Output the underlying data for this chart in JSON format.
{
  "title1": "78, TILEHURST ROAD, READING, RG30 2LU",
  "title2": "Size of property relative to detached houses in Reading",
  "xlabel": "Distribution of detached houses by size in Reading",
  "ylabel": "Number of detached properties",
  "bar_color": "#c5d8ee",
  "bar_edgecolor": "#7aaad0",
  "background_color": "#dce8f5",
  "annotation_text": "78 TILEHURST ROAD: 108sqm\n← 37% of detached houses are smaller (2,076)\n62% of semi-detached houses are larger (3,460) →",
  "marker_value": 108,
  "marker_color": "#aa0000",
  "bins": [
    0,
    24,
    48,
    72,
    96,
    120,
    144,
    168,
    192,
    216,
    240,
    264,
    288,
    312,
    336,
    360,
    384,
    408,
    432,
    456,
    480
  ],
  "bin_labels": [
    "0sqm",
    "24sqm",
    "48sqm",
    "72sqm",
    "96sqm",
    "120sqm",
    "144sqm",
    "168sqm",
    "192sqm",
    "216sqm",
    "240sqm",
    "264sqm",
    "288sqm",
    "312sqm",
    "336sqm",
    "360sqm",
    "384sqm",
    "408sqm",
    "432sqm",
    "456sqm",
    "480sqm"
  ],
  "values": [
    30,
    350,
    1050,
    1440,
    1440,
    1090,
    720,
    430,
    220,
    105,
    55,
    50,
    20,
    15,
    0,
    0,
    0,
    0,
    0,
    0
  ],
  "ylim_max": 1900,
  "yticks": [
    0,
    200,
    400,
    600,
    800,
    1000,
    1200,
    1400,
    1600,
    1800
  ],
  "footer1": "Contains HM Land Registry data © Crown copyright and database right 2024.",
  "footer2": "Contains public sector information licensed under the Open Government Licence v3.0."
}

**Exercise goal:**
How many lines of these entries hold the string "data"? Answer with the number alone.

**Result below:**
2